======== RECORDS
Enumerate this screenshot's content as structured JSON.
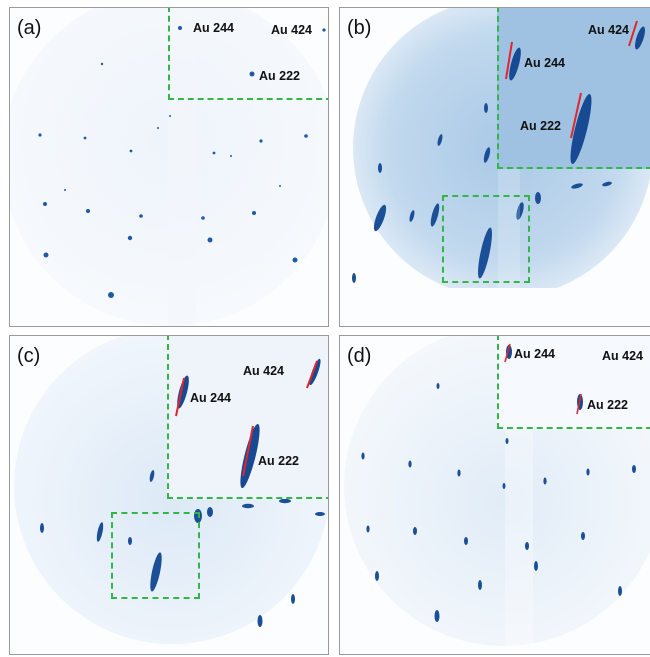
{
  "panels": [
    {
      "label": "(a)",
      "spots": {
        "au244": "Au 244",
        "au424": "Au 424",
        "au222": "Au 222"
      }
    },
    {
      "label": "(b)",
      "spots": {
        "au244": "Au 244",
        "au424": "Au 424",
        "au222": "Au 222"
      }
    },
    {
      "label": "(c)",
      "spots": {
        "au244": "Au 244",
        "au424": "Au 424",
        "au222": "Au 222"
      }
    },
    {
      "label": "(d)",
      "spots": {
        "au244": "Au 244",
        "au424": "Au 424",
        "au222": "Au 222"
      }
    }
  ],
  "colors": {
    "frame": "#9a9a9a",
    "inset_border": "#34b54a",
    "spot": "#1a4f9a",
    "streak_marker": "#e0262d",
    "background_tint": "#c9ddf0"
  }
}
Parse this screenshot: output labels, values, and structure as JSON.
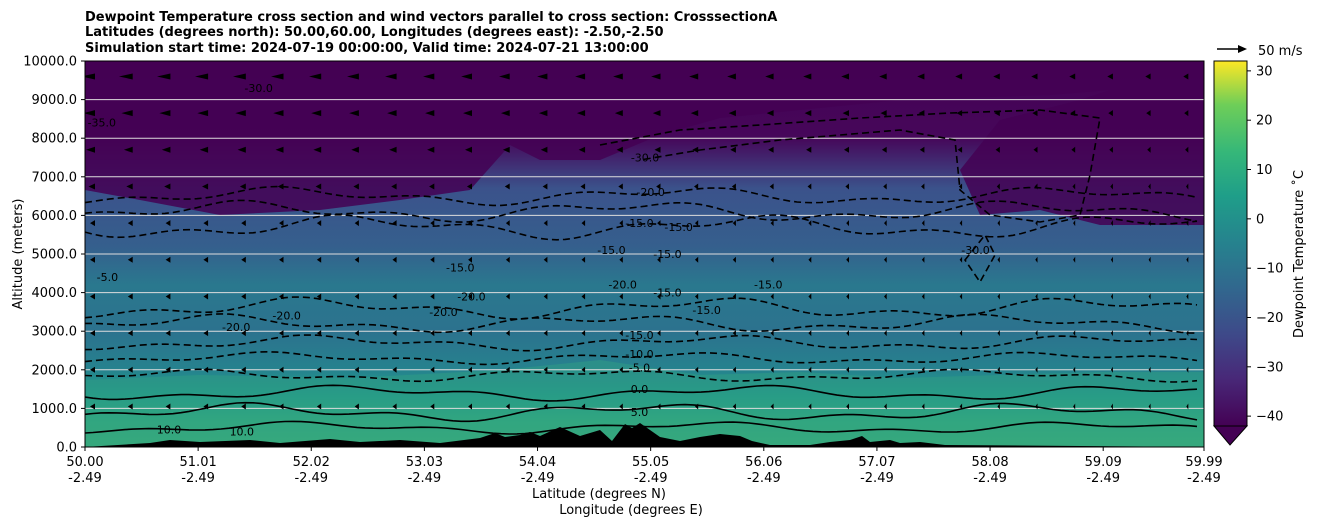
{
  "chart_data": {
    "type": "contour",
    "title_lines": [
      "Dewpoint Temperature cross section and wind vectors parallel to cross section: CrosssectionA",
      "Latitudes (degrees north): 50.00,60.00, Longitudes (degrees east): -2.50,-2.50",
      "Simulation start time: 2024-07-19 00:00:00, Valid time: 2024-07-21 13:00:00"
    ],
    "ylabel": "Altitude (meters)",
    "xlabel_lines": [
      "Latitude (degrees N)",
      "Longitude (degrees E)"
    ],
    "ylim": [
      0,
      10000
    ],
    "y_ticks": [
      0,
      1000,
      2000,
      3000,
      4000,
      5000,
      6000,
      7000,
      8000,
      9000,
      10000
    ],
    "y_tick_labels": [
      "0.0",
      "1000.0",
      "2000.0",
      "3000.0",
      "4000.0",
      "5000.0",
      "6000.0",
      "7000.0",
      "8000.0",
      "9000.0",
      "10000.0"
    ],
    "xlim": [
      50.0,
      59.99
    ],
    "x_ticks": [
      50.0,
      51.01,
      52.02,
      53.03,
      54.04,
      55.05,
      56.06,
      57.07,
      58.08,
      59.09,
      59.99
    ],
    "x_tick_labels": [
      {
        "lat": "50.00",
        "lon": "-2.49"
      },
      {
        "lat": "51.01",
        "lon": "-2.49"
      },
      {
        "lat": "52.02",
        "lon": "-2.49"
      },
      {
        "lat": "53.03",
        "lon": "-2.49"
      },
      {
        "lat": "54.04",
        "lon": "-2.49"
      },
      {
        "lat": "55.05",
        "lon": "-2.49"
      },
      {
        "lat": "56.06",
        "lon": "-2.49"
      },
      {
        "lat": "57.07",
        "lon": "-2.49"
      },
      {
        "lat": "58.08",
        "lon": "-2.49"
      },
      {
        "lat": "59.09",
        "lon": "-2.49"
      },
      {
        "lat": "59.99",
        "lon": "-2.49"
      }
    ],
    "grid_horizontal": true,
    "colorbar": {
      "label": "Dewpoint Temperature ˚C",
      "range": [
        -42,
        32
      ],
      "ticks": [
        -40,
        -30,
        -20,
        -10,
        0,
        10,
        20,
        30
      ],
      "tick_labels": [
        "−40",
        "−30",
        "−20",
        "−10",
        "0",
        "10",
        "20",
        "30"
      ],
      "colormap": "viridis",
      "extend": "min"
    },
    "quiver_key": {
      "label": "50 m/s"
    },
    "contour_labels": [
      {
        "text": "-35.0",
        "lat": 50.15,
        "alt": 8300
      },
      {
        "text": "-30.0",
        "lat": 51.55,
        "alt": 9200
      },
      {
        "text": "-30.0",
        "lat": 55.0,
        "alt": 7400
      },
      {
        "text": "-20.0",
        "lat": 55.05,
        "alt": 6500
      },
      {
        "text": "-15.0",
        "lat": 54.95,
        "alt": 5700
      },
      {
        "text": "-15.0",
        "lat": 55.3,
        "alt": 5600
      },
      {
        "text": "-15.0",
        "lat": 54.7,
        "alt": 5000
      },
      {
        "text": "-15.0",
        "lat": 55.2,
        "alt": 4900
      },
      {
        "text": "-15.0",
        "lat": 53.35,
        "alt": 4550
      },
      {
        "text": "-15.0",
        "lat": 55.2,
        "alt": 3900
      },
      {
        "text": "-15.0",
        "lat": 55.55,
        "alt": 3450
      },
      {
        "text": "-15.0",
        "lat": 56.1,
        "alt": 4100
      },
      {
        "text": "-15.0",
        "lat": 54.95,
        "alt": 2800
      },
      {
        "text": "-10.0",
        "lat": 54.95,
        "alt": 2300
      },
      {
        "text": "-5.0",
        "lat": 54.95,
        "alt": 1950
      },
      {
        "text": "0.0",
        "lat": 54.95,
        "alt": 1400
      },
      {
        "text": "5.0",
        "lat": 54.95,
        "alt": 800
      },
      {
        "text": "-5.0",
        "lat": 50.2,
        "alt": 4300
      },
      {
        "text": "-20.0",
        "lat": 54.8,
        "alt": 4100
      },
      {
        "text": "-20.0",
        "lat": 53.45,
        "alt": 3800
      },
      {
        "text": "-20.0",
        "lat": 53.2,
        "alt": 3400
      },
      {
        "text": "-20.0",
        "lat": 51.35,
        "alt": 3000
      },
      {
        "text": "-20.0",
        "lat": 51.8,
        "alt": 3300
      },
      {
        "text": "-30.0",
        "lat": 57.95,
        "alt": 5000
      },
      {
        "text": "10.0",
        "lat": 50.75,
        "alt": 350
      },
      {
        "text": "10.0",
        "lat": 51.4,
        "alt": 300
      }
    ]
  }
}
================
- [GOAL OF THE EXERCISE] Give every record again exactly, apart from the pictures, which stay out.

- [EXERCISE RESPONSE]
Enumerate this screenshot's content as structured JSON.
{
  "panels": [
    {
      "label": "(a)",
      "spots": {
        "au244": "Au 244",
        "au424": "Au 424",
        "au222": "Au 222"
      }
    },
    {
      "label": "(b)",
      "spots": {
        "au244": "Au 244",
        "au424": "Au 424",
        "au222": "Au 222"
      }
    },
    {
      "label": "(c)",
      "spots": {
        "au244": "Au 244",
        "au424": "Au 424",
        "au222": "Au 222"
      }
    },
    {
      "label": "(d)",
      "spots": {
        "au244": "Au 244",
        "au424": "Au 424",
        "au222": "Au 222"
      }
    }
  ],
  "colors": {
    "frame": "#9a9a9a",
    "inset_border": "#34b54a",
    "spot": "#1a4f9a",
    "streak_marker": "#e0262d",
    "background_tint": "#c9ddf0"
  }
}
Parse this screenshot: output labels, values, and structure as JSON.
{
  "chart_data": {
    "type": "contour",
    "title_lines": [
      "Dewpoint Temperature cross section and wind vectors parallel to cross section: CrosssectionA",
      "Latitudes (degrees north): 50.00,60.00, Longitudes (degrees east): -2.50,-2.50",
      "Simulation start time: 2024-07-19 00:00:00, Valid time: 2024-07-21 13:00:00"
    ],
    "ylabel": "Altitude (meters)",
    "xlabel_lines": [
      "Latitude (degrees N)",
      "Longitude (degrees E)"
    ],
    "ylim": [
      0,
      10000
    ],
    "y_ticks": [
      0,
      1000,
      2000,
      3000,
      4000,
      5000,
      6000,
      7000,
      8000,
      9000,
      10000
    ],
    "y_tick_labels": [
      "0.0",
      "1000.0",
      "2000.0",
      "3000.0",
      "4000.0",
      "5000.0",
      "6000.0",
      "7000.0",
      "8000.0",
      "9000.0",
      "10000.0"
    ],
    "xlim": [
      50.0,
      59.99
    ],
    "x_ticks": [
      50.0,
      51.01,
      52.02,
      53.03,
      54.04,
      55.05,
      56.06,
      57.07,
      58.08,
      59.09,
      59.99
    ],
    "x_tick_labels": [
      {
        "lat": "50.00",
        "lon": "-2.49"
      },
      {
        "lat": "51.01",
        "lon": "-2.49"
      },
      {
        "lat": "52.02",
        "lon": "-2.49"
      },
      {
        "lat": "53.03",
        "lon": "-2.49"
      },
      {
        "lat": "54.04",
        "lon": "-2.49"
      },
      {
        "lat": "55.05",
        "lon": "-2.49"
      },
      {
        "lat": "56.06",
        "lon": "-2.49"
      },
      {
        "lat": "57.07",
        "lon": "-2.49"
      },
      {
        "lat": "58.08",
        "lon": "-2.49"
      },
      {
        "lat": "59.09",
        "lon": "-2.49"
      },
      {
        "lat": "59.99",
        "lon": "-2.49"
      }
    ],
    "grid_horizontal": true,
    "colorbar": {
      "label": "Dewpoint Temperature ˚C",
      "range": [
        -42,
        32
      ],
      "ticks": [
        -40,
        -30,
        -20,
        -10,
        0,
        10,
        20,
        30
      ],
      "tick_labels": [
        "−40",
        "−30",
        "−20",
        "−10",
        "0",
        "10",
        "20",
        "30"
      ],
      "colormap": "viridis",
      "extend": "min"
    },
    "quiver_key": {
      "label": "50 m/s"
    },
    "contour_labels": [
      {
        "text": "-35.0",
        "lat": 50.15,
        "alt": 8300
      },
      {
        "text": "-30.0",
        "lat": 51.55,
        "alt": 9200
      },
      {
        "text": "-30.0",
        "lat": 55.0,
        "alt": 7400
      },
      {
        "text": "-20.0",
        "lat": 55.05,
        "alt": 6500
      },
      {
        "text": "-15.0",
        "lat": 54.95,
        "alt": 5700
      },
      {
        "text": "-15.0",
        "lat": 55.3,
        "alt": 5600
      },
      {
        "text": "-15.0",
        "lat": 54.7,
        "alt": 5000
      },
      {
        "text": "-15.0",
        "lat": 55.2,
        "alt": 4900
      },
      {
        "text": "-15.0",
        "lat": 53.35,
        "alt": 4550
      },
      {
        "text": "-15.0",
        "lat": 55.2,
        "alt": 3900
      },
      {
        "text": "-15.0",
        "lat": 55.55,
        "alt": 3450
      },
      {
        "text": "-15.0",
        "lat": 56.1,
        "alt": 4100
      },
      {
        "text": "-15.0",
        "lat": 54.95,
        "alt": 2800
      },
      {
        "text": "-10.0",
        "lat": 54.95,
        "alt": 2300
      },
      {
        "text": "-5.0",
        "lat": 54.95,
        "alt": 1950
      },
      {
        "text": "0.0",
        "lat": 54.95,
        "alt": 1400
      },
      {
        "text": "5.0",
        "lat": 54.95,
        "alt": 800
      },
      {
        "text": "-5.0",
        "lat": 50.2,
        "alt": 4300
      },
      {
        "text": "-20.0",
        "lat": 54.8,
        "alt": 4100
      },
      {
        "text": "-20.0",
        "lat": 53.45,
        "alt": 3800
      },
      {
        "text": "-20.0",
        "lat": 53.2,
        "alt": 3400
      },
      {
        "text": "-20.0",
        "lat": 51.35,
        "alt": 3000
      },
      {
        "text": "-20.0",
        "lat": 51.8,
        "alt": 3300
      },
      {
        "text": "-30.0",
        "lat": 57.95,
        "alt": 5000
      },
      {
        "text": "10.0",
        "lat": 50.75,
        "alt": 350
      },
      {
        "text": "10.0",
        "lat": 51.4,
        "alt": 300
      }
    ]
  }
}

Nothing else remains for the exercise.